• _Goal_: Extract each line holding the word "cells" from the entries.

-=-=-

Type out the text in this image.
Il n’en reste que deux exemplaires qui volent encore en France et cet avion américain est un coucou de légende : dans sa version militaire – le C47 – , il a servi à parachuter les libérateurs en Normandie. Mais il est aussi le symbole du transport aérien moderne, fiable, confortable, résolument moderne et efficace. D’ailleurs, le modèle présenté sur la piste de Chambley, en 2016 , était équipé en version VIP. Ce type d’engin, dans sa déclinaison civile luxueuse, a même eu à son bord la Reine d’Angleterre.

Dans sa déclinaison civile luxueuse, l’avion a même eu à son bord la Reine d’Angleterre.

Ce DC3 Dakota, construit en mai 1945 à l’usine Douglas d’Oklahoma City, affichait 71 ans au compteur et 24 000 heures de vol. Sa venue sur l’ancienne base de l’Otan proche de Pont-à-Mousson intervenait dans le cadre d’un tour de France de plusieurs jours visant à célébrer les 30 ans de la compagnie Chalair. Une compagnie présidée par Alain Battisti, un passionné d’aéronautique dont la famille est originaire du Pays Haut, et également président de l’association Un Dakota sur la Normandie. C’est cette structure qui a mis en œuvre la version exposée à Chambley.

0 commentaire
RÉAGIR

-=-=-

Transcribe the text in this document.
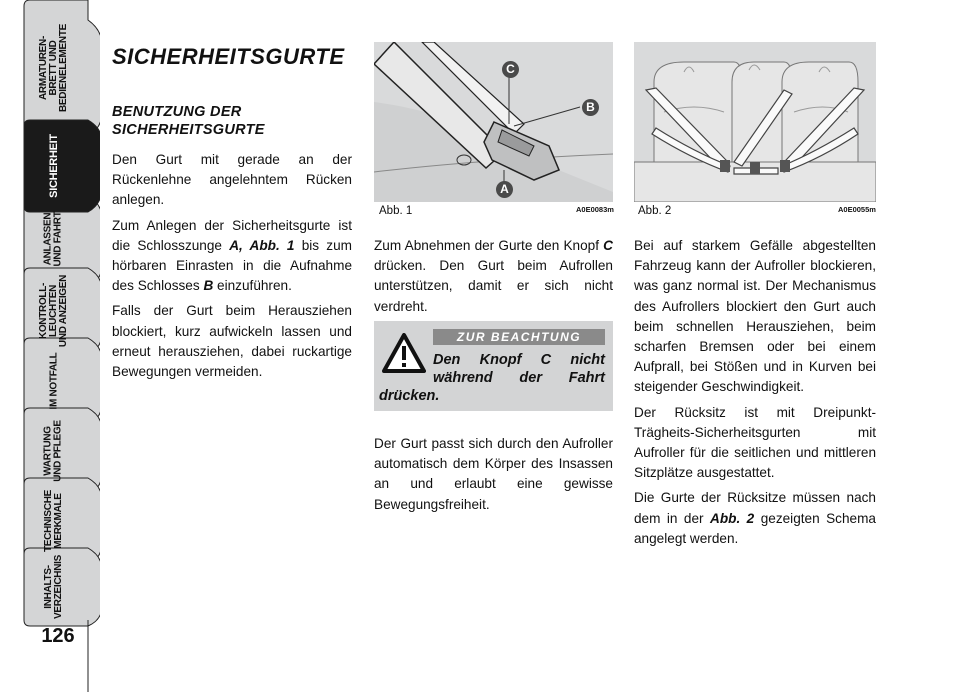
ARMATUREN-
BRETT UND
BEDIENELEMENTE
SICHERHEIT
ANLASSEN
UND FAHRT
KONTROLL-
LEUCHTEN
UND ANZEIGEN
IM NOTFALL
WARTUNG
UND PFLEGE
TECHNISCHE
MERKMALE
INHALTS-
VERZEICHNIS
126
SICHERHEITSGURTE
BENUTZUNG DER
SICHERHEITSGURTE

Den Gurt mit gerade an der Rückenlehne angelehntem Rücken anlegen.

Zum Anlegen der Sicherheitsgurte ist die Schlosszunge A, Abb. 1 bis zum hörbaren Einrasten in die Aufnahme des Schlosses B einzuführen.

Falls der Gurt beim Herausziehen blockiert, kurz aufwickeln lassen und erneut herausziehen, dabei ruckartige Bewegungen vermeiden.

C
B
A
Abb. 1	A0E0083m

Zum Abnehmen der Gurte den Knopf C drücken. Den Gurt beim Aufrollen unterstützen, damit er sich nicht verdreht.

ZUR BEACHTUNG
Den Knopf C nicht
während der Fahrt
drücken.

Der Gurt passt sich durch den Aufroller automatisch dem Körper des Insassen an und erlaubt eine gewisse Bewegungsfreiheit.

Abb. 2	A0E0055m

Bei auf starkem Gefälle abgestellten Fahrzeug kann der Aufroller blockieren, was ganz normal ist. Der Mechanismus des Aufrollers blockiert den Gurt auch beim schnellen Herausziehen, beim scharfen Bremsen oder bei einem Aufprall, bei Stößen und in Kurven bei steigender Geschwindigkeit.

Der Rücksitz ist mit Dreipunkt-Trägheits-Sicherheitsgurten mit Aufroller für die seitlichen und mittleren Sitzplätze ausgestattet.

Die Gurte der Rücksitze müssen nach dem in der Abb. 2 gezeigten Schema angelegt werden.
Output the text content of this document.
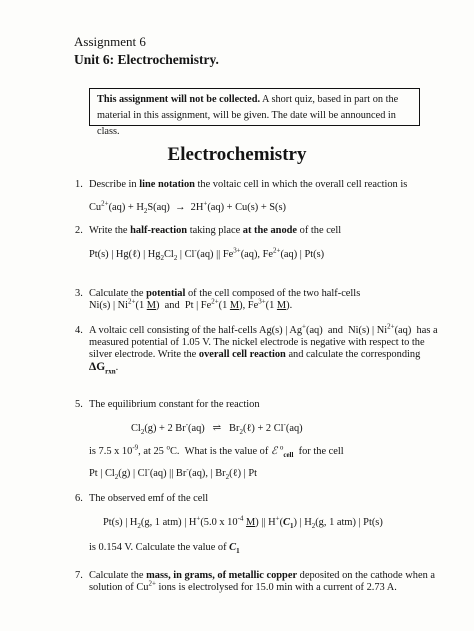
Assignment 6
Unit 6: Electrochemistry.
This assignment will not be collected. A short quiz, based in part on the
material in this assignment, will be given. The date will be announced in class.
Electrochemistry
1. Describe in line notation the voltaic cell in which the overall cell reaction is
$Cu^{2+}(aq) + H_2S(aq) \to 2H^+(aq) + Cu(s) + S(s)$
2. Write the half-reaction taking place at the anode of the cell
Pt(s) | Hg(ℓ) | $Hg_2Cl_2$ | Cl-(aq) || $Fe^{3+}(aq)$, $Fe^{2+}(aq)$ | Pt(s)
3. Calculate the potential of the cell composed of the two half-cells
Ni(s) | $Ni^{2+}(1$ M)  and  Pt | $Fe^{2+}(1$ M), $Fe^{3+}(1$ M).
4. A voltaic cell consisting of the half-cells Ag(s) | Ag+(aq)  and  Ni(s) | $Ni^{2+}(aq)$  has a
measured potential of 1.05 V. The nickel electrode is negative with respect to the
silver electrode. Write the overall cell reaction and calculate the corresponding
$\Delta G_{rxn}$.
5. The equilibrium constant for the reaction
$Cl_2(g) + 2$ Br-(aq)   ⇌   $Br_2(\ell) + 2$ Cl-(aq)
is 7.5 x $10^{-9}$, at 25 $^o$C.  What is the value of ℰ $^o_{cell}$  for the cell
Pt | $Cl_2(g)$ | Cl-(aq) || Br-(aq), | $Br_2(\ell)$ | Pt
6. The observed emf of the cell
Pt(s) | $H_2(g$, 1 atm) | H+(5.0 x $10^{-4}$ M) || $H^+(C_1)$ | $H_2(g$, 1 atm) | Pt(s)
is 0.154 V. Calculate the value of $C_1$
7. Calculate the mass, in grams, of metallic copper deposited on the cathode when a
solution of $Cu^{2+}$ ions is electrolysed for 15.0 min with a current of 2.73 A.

-=-=-

• _Solution to the exercise_:
3. Calculate the potential of the cell composed of the two half-cells
4. A voltaic cell consisting of the half-cells Ag(s) | Ag+(aq)  and  Ni(s) | $Ni^{2+}(aq)$  has a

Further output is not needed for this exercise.